AIM OF THE EXERCISE
Restate all data exactly. No images.

SUPPLIED MATERIAL
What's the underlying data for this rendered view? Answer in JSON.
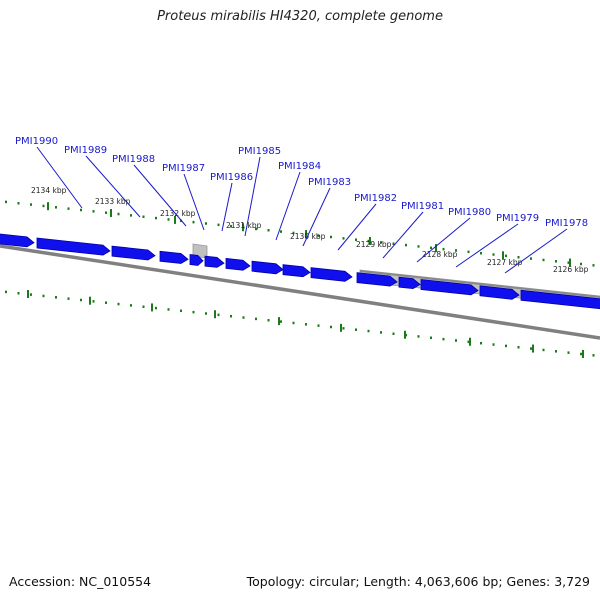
{
  "title": "Proteus mirabilis HI4320, complete genome",
  "footer": {
    "accession": "Accession: NC_010554",
    "stats": "Topology: circular; Length: 4,063,606 bp; Genes: 3,729"
  },
  "colors": {
    "gene": "#1010ee",
    "gene_edge": "#0000aa",
    "gene_label": "#1a1acc",
    "tick": "#1a7a1a",
    "backbone": "#808080",
    "feature": "#c0c0c0"
  },
  "gene_labels": [
    "PMI1990",
    "PMI1989",
    "PMI1988",
    "PMI1987",
    "PMI1986",
    "PMI1985",
    "PMI1984",
    "PMI1983",
    "PMI1982",
    "PMI1981",
    "PMI1980",
    "PMI1979",
    "PMI1978"
  ],
  "kbp_labels": [
    "2134 kbp",
    "2133 kbp",
    "2132 kbp",
    "2131 kbp",
    "2130 kbp",
    "2129 kbp",
    "2128 kbp",
    "2127 kbp",
    "2126 kbp"
  ]
}
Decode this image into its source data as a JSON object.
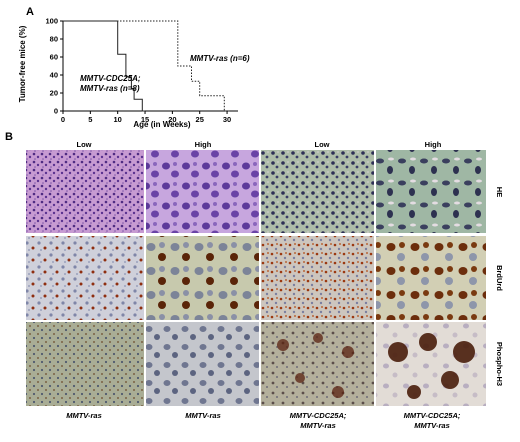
{
  "panel_a": {
    "letter": "A",
    "chart_data": {
      "type": "line",
      "step": true,
      "xlabel": "Age (in Weeks)",
      "ylabel": "Tumor-free mice (%)",
      "xlim": [
        0,
        32
      ],
      "ylim": [
        0,
        100
      ],
      "xticks": [
        0,
        5,
        10,
        15,
        20,
        25,
        30
      ],
      "yticks": [
        0,
        20,
        40,
        60,
        80,
        100
      ],
      "series": [
        {
          "name": "MMTV-ras (n=6)",
          "style": "dotted",
          "x": [
            0,
            21,
            21,
            23.5,
            23.5,
            25,
            25,
            29.5,
            29.5,
            30.5
          ],
          "y": [
            100,
            100,
            50,
            50,
            33,
            33,
            17,
            17,
            0,
            0
          ]
        },
        {
          "name_line1": "MMTV-CDC25A;",
          "name_line2": "MMTV-ras (n=8)",
          "style": "solid",
          "x": [
            0,
            10,
            10,
            11.5,
            11.5,
            12.5,
            12.5,
            13,
            13,
            14,
            14,
            14.5,
            14.5,
            15
          ],
          "y": [
            100,
            100,
            63,
            63,
            38,
            38,
            25,
            25,
            13,
            13,
            13,
            13,
            0,
            0
          ]
        }
      ]
    }
  },
  "panel_b": {
    "letter": "B",
    "col_headers": [
      "Low",
      "High",
      "Low",
      "High"
    ],
    "row_labels": [
      "HE",
      "BrdUrd",
      "Phospho-H3"
    ],
    "col_footers": [
      {
        "line1": "MMTV-ras",
        "line2": ""
      },
      {
        "line1": "MMTV-ras",
        "line2": ""
      },
      {
        "line1": "MMTV-CDC25A;",
        "line2": "MMTV-ras"
      },
      {
        "line1": "MMTV-CDC25A;",
        "line2": "MMTV-ras"
      }
    ],
    "tile_colors": {
      "he_bg": "#c89ad0",
      "he_dot": "#4a2a7a",
      "he2_bg": "#b7c4b6",
      "he2_dot": "#2e2e4e",
      "brdu_bg": "#c8c8cc",
      "brdu_dot": "#8a3a12",
      "ph3_bg": "#b9b5a2",
      "ph3_dot": "#5a3420"
    }
  }
}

RESPONSE BELOW
What's the underlying data for this rendered view? Answer in JSON.
{
  "title": "Proteus mirabilis HI4320, complete genome",
  "footer": {
    "accession": "Accession: NC_010554",
    "stats": "Topology: circular; Length: 4,063,606 bp; Genes: 3,729"
  },
  "colors": {
    "gene": "#1010ee",
    "gene_edge": "#0000aa",
    "gene_label": "#1a1acc",
    "tick": "#1a7a1a",
    "backbone": "#808080",
    "feature": "#c0c0c0"
  },
  "gene_labels": [
    "PMI1990",
    "PMI1989",
    "PMI1988",
    "PMI1987",
    "PMI1986",
    "PMI1985",
    "PMI1984",
    "PMI1983",
    "PMI1982",
    "PMI1981",
    "PMI1980",
    "PMI1979",
    "PMI1978"
  ],
  "kbp_labels": [
    "2134 kbp",
    "2133 kbp",
    "2132 kbp",
    "2131 kbp",
    "2130 kbp",
    "2129 kbp",
    "2128 kbp",
    "2127 kbp",
    "2126 kbp"
  ]
}
Decode this image into its source data as a JSON object.
{
  "panel_a": {
    "letter": "A",
    "chart_data": {
      "type": "line",
      "step": true,
      "xlabel": "Age (in Weeks)",
      "ylabel": "Tumor-free mice (%)",
      "xlim": [
        0,
        32
      ],
      "ylim": [
        0,
        100
      ],
      "xticks": [
        0,
        5,
        10,
        15,
        20,
        25,
        30
      ],
      "yticks": [
        0,
        20,
        40,
        60,
        80,
        100
      ],
      "series": [
        {
          "name": "MMTV-ras (n=6)",
          "style": "dotted",
          "x": [
            0,
            21,
            21,
            23.5,
            23.5,
            25,
            25,
            29.5,
            29.5,
            30.5
          ],
          "y": [
            100,
            100,
            50,
            50,
            33,
            33,
            17,
            17,
            0,
            0
          ]
        },
        {
          "name_line1": "MMTV-CDC25A;",
          "name_line2": "MMTV-ras (n=8)",
          "style": "solid",
          "x": [
            0,
            10,
            10,
            11.5,
            11.5,
            12.5,
            12.5,
            13,
            13,
            14,
            14,
            14.5,
            14.5,
            15
          ],
          "y": [
            100,
            100,
            63,
            63,
            38,
            38,
            25,
            25,
            13,
            13,
            13,
            13,
            0,
            0
          ]
        }
      ]
    }
  },
  "panel_b": {
    "letter": "B",
    "col_headers": [
      "Low",
      "High",
      "Low",
      "High"
    ],
    "row_labels": [
      "HE",
      "BrdUrd",
      "Phospho-H3"
    ],
    "col_footers": [
      {
        "line1": "MMTV-ras",
        "line2": ""
      },
      {
        "line1": "MMTV-ras",
        "line2": ""
      },
      {
        "line1": "MMTV-CDC25A;",
        "line2": "MMTV-ras"
      },
      {
        "line1": "MMTV-CDC25A;",
        "line2": "MMTV-ras"
      }
    ],
    "tile_colors": {
      "he_bg": "#c89ad0",
      "he_dot": "#4a2a7a",
      "he2_bg": "#b7c4b6",
      "he2_dot": "#2e2e4e",
      "brdu_bg": "#c8c8cc",
      "brdu_dot": "#8a3a12",
      "ph3_bg": "#b9b5a2",
      "ph3_dot": "#5a3420"
    }
  }
}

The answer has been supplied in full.